— begin Data in this exercise —

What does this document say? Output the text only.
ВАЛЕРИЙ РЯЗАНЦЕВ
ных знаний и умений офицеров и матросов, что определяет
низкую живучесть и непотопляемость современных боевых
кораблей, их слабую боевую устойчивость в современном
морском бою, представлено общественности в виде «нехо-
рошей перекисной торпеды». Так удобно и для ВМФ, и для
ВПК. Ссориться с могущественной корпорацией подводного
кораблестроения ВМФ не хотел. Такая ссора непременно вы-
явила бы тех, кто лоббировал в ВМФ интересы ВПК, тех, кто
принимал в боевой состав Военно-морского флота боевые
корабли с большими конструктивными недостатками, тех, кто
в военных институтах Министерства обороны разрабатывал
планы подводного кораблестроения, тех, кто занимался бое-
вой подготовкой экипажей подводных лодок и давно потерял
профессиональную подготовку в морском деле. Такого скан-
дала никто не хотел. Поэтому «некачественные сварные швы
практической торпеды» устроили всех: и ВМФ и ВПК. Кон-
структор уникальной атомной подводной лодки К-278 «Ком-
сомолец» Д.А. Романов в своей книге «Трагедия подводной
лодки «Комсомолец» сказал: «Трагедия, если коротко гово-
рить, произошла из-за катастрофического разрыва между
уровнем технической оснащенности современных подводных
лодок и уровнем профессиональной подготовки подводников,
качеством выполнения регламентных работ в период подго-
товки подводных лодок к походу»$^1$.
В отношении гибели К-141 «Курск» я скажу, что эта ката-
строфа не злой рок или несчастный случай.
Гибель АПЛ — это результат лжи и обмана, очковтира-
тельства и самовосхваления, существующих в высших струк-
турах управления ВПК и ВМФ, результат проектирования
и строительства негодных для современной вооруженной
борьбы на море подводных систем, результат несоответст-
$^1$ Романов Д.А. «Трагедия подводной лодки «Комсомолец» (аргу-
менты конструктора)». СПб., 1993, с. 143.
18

— end Data in this exercise —

Task objective.
Your task is to transcribe the listing above in full, exactly as given.

Task response.
What does this document say? Output the text only.
ВАЛЕРИЙ РЯЗАНЦЕВ
ных знаний и умений офицеров и матросов, что определяет
низкую живучесть и непотопляемость современных боевых
кораблей, их слабую боевую устойчивость в современном
морском бою, представлено общественности в виде «нехо-
рошей перекисной торпеды». Так удобно и для ВМФ, и для
ВПК. Ссориться с могущественной корпорацией подводного
кораблестроения ВМФ не хотел. Такая ссора непременно вы-
явила бы тех, кто лоббировал в ВМФ интересы ВПК, тех, кто
принимал в боевой состав Военно-морского флота боевые
корабли с большими конструктивными недостатками, тех, кто
в военных институтах Министерства обороны разрабатывал
планы подводного кораблестроения, тех, кто занимался бое-
вой подготовкой экипажей подводных лодок и давно потерял
профессиональную подготовку в морском деле. Такого скан-
дала никто не хотел. Поэтому «некачественные сварные швы
практической торпеды» устроили всех: и ВМФ и ВПК. Кон-
структор уникальной атомной подводной лодки К-278 «Ком-
сомолец» Д.А. Романов в своей книге «Трагедия подводной
лодки «Комсомолец» сказал: «Трагедия, если коротко гово-
рить, произошла из-за катастрофического разрыва между
уровнем технической оснащенности современных подводных
лодок и уровнем профессиональной подготовки подводников,
качеством выполнения регламентных работ в период подго-
товки подводных лодок к походу»$^1$.
В отношении гибели К-141 «Курск» я скажу, что эта ката-
строфа не злой рок или несчастный случай.
Гибель АПЛ — это результат лжи и обмана, очковтира-
тельства и самовосхваления, существующих в высших струк-
турах управления ВПК и ВМФ, результат проектирования
и строительства негодных для современной вооруженной
борьбы на море подводных систем, результат несоответст-
$^1$ Романов Д.А. «Трагедия подводной лодки «Комсомолец» (аргу-
менты конструктора)». СПб., 1993, с. 143.
18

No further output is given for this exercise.